Collect all lines from the records below that include the word "values".

--- start Material supplied ---

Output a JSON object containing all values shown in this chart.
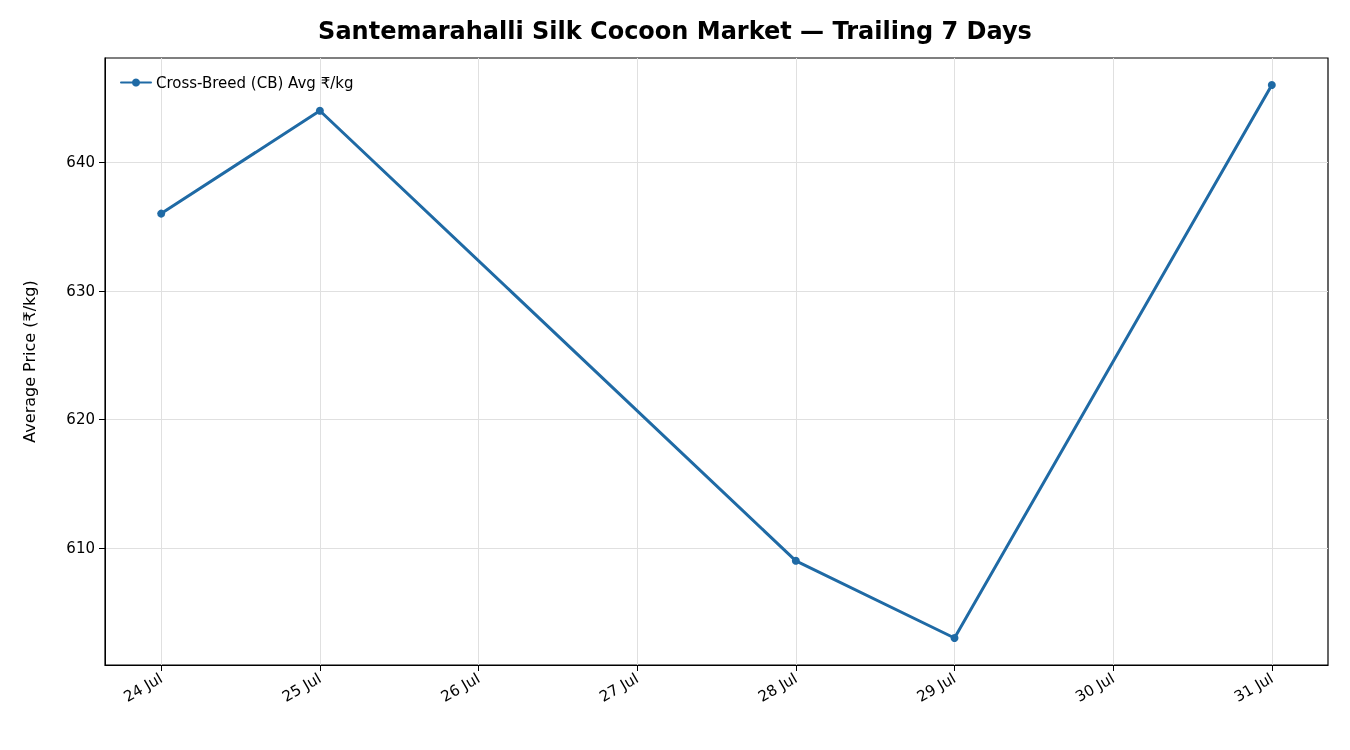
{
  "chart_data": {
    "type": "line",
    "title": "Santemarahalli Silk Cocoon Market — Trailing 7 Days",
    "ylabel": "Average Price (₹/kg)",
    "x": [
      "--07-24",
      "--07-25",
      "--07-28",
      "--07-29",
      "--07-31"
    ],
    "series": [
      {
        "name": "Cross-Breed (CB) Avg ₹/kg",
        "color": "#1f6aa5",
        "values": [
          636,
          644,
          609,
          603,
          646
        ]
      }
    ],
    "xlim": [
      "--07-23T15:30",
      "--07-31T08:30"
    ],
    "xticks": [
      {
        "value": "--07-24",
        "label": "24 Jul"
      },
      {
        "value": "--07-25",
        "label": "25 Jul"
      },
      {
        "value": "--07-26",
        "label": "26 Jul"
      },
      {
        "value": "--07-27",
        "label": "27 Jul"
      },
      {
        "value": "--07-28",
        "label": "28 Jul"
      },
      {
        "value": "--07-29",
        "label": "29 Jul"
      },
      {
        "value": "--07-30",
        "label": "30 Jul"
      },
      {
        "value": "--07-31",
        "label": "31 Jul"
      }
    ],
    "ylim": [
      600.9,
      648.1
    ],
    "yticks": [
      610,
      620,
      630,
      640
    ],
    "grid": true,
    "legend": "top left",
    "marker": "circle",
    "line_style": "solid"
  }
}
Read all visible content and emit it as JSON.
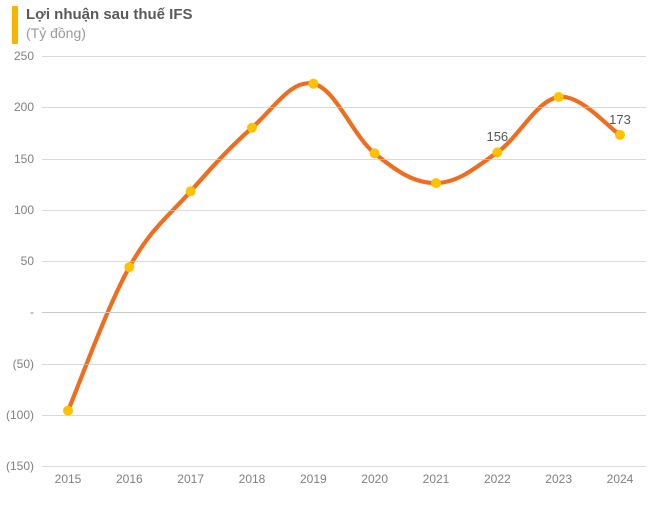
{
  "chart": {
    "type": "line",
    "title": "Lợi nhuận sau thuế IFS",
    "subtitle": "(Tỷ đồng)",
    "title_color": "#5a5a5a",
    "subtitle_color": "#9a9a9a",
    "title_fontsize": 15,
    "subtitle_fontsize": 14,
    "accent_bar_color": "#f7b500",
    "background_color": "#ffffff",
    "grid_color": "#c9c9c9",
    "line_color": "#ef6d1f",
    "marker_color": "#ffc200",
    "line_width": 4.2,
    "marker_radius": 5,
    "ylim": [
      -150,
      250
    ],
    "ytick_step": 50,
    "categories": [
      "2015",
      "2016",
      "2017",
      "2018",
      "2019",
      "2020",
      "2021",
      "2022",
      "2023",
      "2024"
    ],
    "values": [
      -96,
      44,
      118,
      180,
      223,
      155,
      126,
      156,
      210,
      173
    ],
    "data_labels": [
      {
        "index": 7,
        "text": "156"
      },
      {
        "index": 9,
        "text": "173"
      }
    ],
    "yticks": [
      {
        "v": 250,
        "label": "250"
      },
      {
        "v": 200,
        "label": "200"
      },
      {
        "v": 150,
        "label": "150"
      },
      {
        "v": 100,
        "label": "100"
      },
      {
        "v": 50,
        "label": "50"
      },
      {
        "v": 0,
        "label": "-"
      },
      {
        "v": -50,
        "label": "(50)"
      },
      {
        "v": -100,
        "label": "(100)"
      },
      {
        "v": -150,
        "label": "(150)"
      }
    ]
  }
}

--- end Material supplied ---

-- Correct output --
Output a JSON object containing all values shown in this chart.
        "values": [
    "values": [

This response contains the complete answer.